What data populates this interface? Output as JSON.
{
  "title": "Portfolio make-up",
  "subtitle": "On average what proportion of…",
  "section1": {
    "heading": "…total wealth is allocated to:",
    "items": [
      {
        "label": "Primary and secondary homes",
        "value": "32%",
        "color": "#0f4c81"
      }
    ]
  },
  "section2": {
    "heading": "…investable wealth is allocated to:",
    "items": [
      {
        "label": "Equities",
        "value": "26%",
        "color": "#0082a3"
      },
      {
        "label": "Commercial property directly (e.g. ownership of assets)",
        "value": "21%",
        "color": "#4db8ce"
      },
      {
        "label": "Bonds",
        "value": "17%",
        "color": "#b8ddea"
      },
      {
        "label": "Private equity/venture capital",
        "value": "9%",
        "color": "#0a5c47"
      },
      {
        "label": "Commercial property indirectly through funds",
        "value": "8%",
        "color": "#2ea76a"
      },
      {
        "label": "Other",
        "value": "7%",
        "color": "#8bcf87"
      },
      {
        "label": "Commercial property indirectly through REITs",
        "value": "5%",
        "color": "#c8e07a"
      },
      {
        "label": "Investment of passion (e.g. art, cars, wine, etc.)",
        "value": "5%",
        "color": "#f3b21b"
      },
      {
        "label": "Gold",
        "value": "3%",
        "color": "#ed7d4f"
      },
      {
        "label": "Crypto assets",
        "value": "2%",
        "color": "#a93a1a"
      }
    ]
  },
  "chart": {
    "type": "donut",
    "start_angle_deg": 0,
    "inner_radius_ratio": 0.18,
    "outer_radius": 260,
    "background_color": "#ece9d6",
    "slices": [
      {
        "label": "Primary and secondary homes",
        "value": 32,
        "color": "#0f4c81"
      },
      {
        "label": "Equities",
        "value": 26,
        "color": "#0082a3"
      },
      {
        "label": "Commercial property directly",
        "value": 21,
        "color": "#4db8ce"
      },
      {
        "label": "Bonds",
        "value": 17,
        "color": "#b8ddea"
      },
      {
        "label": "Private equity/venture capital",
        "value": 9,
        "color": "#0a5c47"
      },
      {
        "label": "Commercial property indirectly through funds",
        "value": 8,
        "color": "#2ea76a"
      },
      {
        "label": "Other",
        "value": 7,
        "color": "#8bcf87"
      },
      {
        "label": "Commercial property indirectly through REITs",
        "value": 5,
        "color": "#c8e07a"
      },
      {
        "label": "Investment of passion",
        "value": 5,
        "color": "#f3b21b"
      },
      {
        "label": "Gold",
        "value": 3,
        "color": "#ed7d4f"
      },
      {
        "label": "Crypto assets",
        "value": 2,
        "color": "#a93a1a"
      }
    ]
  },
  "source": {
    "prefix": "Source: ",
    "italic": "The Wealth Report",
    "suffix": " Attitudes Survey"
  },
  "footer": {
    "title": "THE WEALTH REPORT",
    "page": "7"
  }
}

---

• **WORK REQUIRED**
Lines that hold the word "Investment" are the ones to return, every one of them.

• **ANSWER TO THIS EXERCISE**
        "label": "Investment of passion (e.g. art, cars, wine, etc.)",
        "label": "Investment of passion",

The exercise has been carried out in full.